#### Stated exercise
Edit the rows below so that every "x-tick-label" becomes "x-axis-tick", and leave everything else as it is.

[Source data]

- - - -

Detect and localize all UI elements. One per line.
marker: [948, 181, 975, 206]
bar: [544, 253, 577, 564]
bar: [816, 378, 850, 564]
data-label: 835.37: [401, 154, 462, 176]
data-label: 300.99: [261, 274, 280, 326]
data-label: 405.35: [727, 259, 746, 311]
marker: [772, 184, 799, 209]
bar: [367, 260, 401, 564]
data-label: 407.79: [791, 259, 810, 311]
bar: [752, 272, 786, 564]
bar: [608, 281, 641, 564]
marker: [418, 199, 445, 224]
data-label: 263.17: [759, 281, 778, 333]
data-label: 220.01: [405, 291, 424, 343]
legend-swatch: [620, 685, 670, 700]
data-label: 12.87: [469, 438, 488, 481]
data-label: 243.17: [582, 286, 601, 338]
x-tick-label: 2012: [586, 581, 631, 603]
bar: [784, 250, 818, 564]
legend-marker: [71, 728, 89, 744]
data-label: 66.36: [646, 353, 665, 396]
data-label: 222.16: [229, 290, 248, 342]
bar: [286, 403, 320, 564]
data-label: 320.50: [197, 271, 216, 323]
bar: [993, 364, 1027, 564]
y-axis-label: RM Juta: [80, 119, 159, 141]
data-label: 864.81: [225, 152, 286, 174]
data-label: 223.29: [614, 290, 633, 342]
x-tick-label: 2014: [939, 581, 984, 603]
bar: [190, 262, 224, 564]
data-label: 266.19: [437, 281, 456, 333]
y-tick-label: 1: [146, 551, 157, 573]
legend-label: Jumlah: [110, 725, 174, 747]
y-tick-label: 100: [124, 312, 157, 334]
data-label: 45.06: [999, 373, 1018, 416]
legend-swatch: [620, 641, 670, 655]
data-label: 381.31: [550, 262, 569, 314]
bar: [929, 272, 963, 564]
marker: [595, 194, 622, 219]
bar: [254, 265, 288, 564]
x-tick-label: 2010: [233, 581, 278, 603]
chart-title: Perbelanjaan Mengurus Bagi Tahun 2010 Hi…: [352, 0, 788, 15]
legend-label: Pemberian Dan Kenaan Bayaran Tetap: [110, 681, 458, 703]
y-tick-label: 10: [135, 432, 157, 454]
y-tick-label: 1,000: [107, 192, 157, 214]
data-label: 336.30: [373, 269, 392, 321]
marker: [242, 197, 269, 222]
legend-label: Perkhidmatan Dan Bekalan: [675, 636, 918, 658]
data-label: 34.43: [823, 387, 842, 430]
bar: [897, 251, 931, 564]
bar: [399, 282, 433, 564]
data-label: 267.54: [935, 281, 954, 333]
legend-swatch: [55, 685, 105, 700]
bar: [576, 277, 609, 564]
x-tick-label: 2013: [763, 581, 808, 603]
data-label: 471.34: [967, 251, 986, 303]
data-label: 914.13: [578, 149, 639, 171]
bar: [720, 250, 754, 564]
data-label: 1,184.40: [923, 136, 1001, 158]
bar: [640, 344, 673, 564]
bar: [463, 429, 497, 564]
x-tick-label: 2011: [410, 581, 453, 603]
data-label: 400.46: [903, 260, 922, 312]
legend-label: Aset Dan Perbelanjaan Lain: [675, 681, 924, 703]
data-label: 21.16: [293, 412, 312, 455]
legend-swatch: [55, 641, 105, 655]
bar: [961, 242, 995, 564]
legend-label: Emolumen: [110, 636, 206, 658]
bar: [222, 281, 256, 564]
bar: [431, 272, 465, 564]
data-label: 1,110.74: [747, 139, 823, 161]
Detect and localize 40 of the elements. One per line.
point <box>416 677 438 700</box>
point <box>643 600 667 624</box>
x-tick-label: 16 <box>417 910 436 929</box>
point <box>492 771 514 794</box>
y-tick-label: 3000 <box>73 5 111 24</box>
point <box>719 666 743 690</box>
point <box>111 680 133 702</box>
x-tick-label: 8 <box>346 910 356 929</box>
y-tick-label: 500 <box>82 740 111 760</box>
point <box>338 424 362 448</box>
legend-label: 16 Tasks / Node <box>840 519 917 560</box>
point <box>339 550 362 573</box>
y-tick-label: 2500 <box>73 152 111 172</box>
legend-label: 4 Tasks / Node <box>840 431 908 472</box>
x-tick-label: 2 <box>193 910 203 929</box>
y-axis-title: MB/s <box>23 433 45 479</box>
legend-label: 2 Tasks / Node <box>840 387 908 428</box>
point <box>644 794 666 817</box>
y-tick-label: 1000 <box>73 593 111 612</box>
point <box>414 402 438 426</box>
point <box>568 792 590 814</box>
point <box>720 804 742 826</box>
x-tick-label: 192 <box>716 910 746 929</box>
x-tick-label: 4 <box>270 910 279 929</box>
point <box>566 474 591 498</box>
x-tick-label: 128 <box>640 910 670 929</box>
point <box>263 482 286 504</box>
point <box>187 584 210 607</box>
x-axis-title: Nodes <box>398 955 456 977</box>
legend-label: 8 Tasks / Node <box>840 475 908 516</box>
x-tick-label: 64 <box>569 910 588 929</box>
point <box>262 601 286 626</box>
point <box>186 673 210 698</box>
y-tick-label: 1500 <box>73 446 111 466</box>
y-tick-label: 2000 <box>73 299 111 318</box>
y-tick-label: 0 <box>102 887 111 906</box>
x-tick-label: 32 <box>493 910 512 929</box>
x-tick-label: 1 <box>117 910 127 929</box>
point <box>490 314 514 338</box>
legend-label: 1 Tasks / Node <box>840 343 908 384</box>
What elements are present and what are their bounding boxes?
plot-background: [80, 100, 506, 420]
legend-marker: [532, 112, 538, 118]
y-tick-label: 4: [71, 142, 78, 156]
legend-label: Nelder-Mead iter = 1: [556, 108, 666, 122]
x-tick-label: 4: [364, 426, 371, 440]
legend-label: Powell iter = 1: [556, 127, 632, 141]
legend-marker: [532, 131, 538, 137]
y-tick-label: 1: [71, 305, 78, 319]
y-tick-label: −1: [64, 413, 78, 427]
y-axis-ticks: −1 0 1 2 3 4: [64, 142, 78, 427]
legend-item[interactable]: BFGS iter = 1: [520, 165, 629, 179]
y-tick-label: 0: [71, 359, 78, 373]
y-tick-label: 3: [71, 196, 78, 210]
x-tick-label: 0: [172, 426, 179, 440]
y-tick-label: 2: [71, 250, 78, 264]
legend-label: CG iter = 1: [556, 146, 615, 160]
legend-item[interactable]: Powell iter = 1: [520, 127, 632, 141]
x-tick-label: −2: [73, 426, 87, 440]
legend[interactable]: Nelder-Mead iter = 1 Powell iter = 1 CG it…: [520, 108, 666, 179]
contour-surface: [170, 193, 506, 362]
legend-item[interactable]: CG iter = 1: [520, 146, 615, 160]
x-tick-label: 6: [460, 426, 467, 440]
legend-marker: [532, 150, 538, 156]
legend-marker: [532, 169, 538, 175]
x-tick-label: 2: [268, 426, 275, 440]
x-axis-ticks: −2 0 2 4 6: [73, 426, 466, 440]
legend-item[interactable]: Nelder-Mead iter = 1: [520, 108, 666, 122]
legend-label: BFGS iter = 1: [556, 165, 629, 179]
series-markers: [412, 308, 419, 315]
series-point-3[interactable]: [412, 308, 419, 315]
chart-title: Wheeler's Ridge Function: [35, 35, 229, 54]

- - - -

#### Answer to the problem
Detect and localize all UI elements. One per line.
marker: [948, 181, 975, 206]
bar: [544, 253, 577, 564]
bar: [816, 378, 850, 564]
data-label: 835.37: [401, 154, 462, 176]
data-label: 300.99: [261, 274, 280, 326]
data-label: 405.35: [727, 259, 746, 311]
marker: [772, 184, 799, 209]
bar: [367, 260, 401, 564]
data-label: 407.79: [791, 259, 810, 311]
bar: [752, 272, 786, 564]
bar: [608, 281, 641, 564]
marker: [418, 199, 445, 224]
data-label: 263.17: [759, 281, 778, 333]
data-label: 220.01: [405, 291, 424, 343]
legend-swatch: [620, 685, 670, 700]
data-label: 12.87: [469, 438, 488, 481]
data-label: 243.17: [582, 286, 601, 338]
x-axis-tick: 2012: [586, 581, 631, 603]
bar: [784, 250, 818, 564]
legend-marker: [71, 728, 89, 744]
data-label: 66.36: [646, 353, 665, 396]
data-label: 222.16: [229, 290, 248, 342]
bar: [286, 403, 320, 564]
data-label: 320.50: [197, 271, 216, 323]
bar: [993, 364, 1027, 564]
y-axis-label: RM Juta: [80, 119, 159, 141]
data-label: 864.81: [225, 152, 286, 174]
data-label: 223.29: [614, 290, 633, 342]
x-axis-tick: 2014: [939, 581, 984, 603]
bar: [190, 262, 224, 564]
data-label: 266.19: [437, 281, 456, 333]
y-tick-label: 1: [146, 551, 157, 573]
legend-label: Jumlah: [110, 725, 174, 747]
y-tick-label: 100: [124, 312, 157, 334]
data-label: 45.06: [999, 373, 1018, 416]
legend-swatch: [620, 641, 670, 655]
data-label: 381.31: [550, 262, 569, 314]
bar: [929, 272, 963, 564]
marker: [595, 194, 622, 219]
bar: [254, 265, 288, 564]
x-axis-tick: 2010: [233, 581, 278, 603]
chart-title: Perbelanjaan Mengurus Bagi Tahun 2010 Hi…: [352, 0, 788, 15]
legend-label: Pemberian Dan Kenaan Bayaran Tetap: [110, 681, 458, 703]
y-tick-label: 10: [135, 432, 157, 454]
y-tick-label: 1,000: [107, 192, 157, 214]
data-label: 336.30: [373, 269, 392, 321]
marker: [242, 197, 269, 222]
legend-label: Perkhidmatan Dan Bekalan: [675, 636, 918, 658]
data-label: 34.43: [823, 387, 842, 430]
bar: [897, 251, 931, 564]
bar: [399, 282, 433, 564]
data-label: 267.54: [935, 281, 954, 333]
legend-swatch: [55, 685, 105, 700]
bar: [576, 277, 609, 564]
x-axis-tick: 2013: [763, 581, 808, 603]
data-label: 471.34: [967, 251, 986, 303]
data-label: 914.13: [578, 149, 639, 171]
bar: [720, 250, 754, 564]
data-label: 1,184.40: [923, 136, 1001, 158]
bar: [640, 344, 673, 564]
bar: [463, 429, 497, 564]
x-axis-tick: 2011: [410, 581, 453, 603]
data-label: 400.46: [903, 260, 922, 312]
legend-label: Aset Dan Perbelanjaan Lain: [675, 681, 924, 703]
data-label: 21.16: [293, 412, 312, 455]
legend-swatch: [55, 641, 105, 655]
bar: [961, 242, 995, 564]
legend-label: Emolumen: [110, 636, 206, 658]
bar: [222, 281, 256, 564]
bar: [431, 272, 465, 564]
data-label: 1,110.74: [747, 139, 823, 161]
Detect and localize 40 of the elements. One per line.
point <box>416 677 438 700</box>
point <box>643 600 667 624</box>
x-axis-tick: 16 <box>417 910 436 929</box>
point <box>492 771 514 794</box>
y-tick-label: 3000 <box>73 5 111 24</box>
point <box>719 666 743 690</box>
point <box>111 680 133 702</box>
x-axis-tick: 8 <box>346 910 356 929</box>
y-tick-label: 500 <box>82 740 111 760</box>
point <box>338 424 362 448</box>
legend-label: 16 Tasks / Node <box>840 519 917 560</box>
point <box>339 550 362 573</box>
y-tick-label: 2500 <box>73 152 111 172</box>
legend-label: 4 Tasks / Node <box>840 431 908 472</box>
x-axis-tick: 2 <box>193 910 203 929</box>
y-axis-title: MB/s <box>23 433 45 479</box>
legend-label: 2 Tasks / Node <box>840 387 908 428</box>
point <box>644 794 666 817</box>
y-tick-label: 1000 <box>73 593 111 612</box>
point <box>414 402 438 426</box>
point <box>568 792 590 814</box>
point <box>720 804 742 826</box>
x-axis-tick: 192 <box>716 910 746 929</box>
x-axis-tick: 4 <box>270 910 279 929</box>
point <box>566 474 591 498</box>
x-axis-tick: 128 <box>640 910 670 929</box>
point <box>263 482 286 504</box>
point <box>187 584 210 607</box>
x-axis-title: Nodes <box>398 955 456 977</box>
legend-label: 8 Tasks / Node <box>840 475 908 516</box>
x-axis-tick: 64 <box>569 910 588 929</box>
point <box>262 601 286 626</box>
point <box>186 673 210 698</box>
y-tick-label: 1500 <box>73 446 111 466</box>
y-tick-label: 2000 <box>73 299 111 318</box>
y-tick-label: 0 <box>102 887 111 906</box>
x-axis-tick: 32 <box>493 910 512 929</box>
x-axis-tick: 1 <box>117 910 127 929</box>
point <box>490 314 514 338</box>
legend-label: 1 Tasks / Node <box>840 343 908 384</box>
What elements are present and what are their bounding boxes?
plot-background: [80, 100, 506, 420]
legend-marker: [532, 112, 538, 118]
y-tick-label: 4: [71, 142, 78, 156]
legend-label: Nelder-Mead iter = 1: [556, 108, 666, 122]
x-axis-tick: 4: [364, 426, 371, 440]
legend-label: Powell iter = 1: [556, 127, 632, 141]
legend-marker: [532, 131, 538, 137]
y-tick-label: 1: [71, 305, 78, 319]
y-tick-label: −1: [64, 413, 78, 427]
y-axis-ticks: −1 0 1 2 3 4: [64, 142, 78, 427]
legend-item[interactable]: BFGS iter = 1: [520, 165, 629, 179]
y-tick-label: 0: [71, 359, 78, 373]
y-tick-label: 3: [71, 196, 78, 210]
x-axis-tick: 0: [172, 426, 179, 440]
y-tick-label: 2: [71, 250, 78, 264]
legend-label: CG iter = 1: [556, 146, 615, 160]
legend-item[interactable]: Powell iter = 1: [520, 127, 632, 141]
x-axis-tick: −2: [73, 426, 87, 440]
legend[interactable]: Nelder-Mead iter = 1 Powell iter = 1 CG it…: [520, 108, 666, 179]
contour-surface: [170, 193, 506, 362]
legend-item[interactable]: CG iter = 1: [520, 146, 615, 160]
x-axis-tick: 6: [460, 426, 467, 440]
legend-marker: [532, 150, 538, 156]
legend-marker: [532, 169, 538, 175]
x-axis-tick: 2: [268, 426, 275, 440]
x-axis-ticks: −2 0 2 4 6: [73, 426, 466, 440]
legend-item[interactable]: Nelder-Mead iter = 1: [520, 108, 666, 122]
legend-label: BFGS iter = 1: [556, 165, 629, 179]
series-markers: [412, 308, 419, 315]
series-point-3[interactable]: [412, 308, 419, 315]
chart-title: Wheeler's Ridge Function: [35, 35, 229, 54]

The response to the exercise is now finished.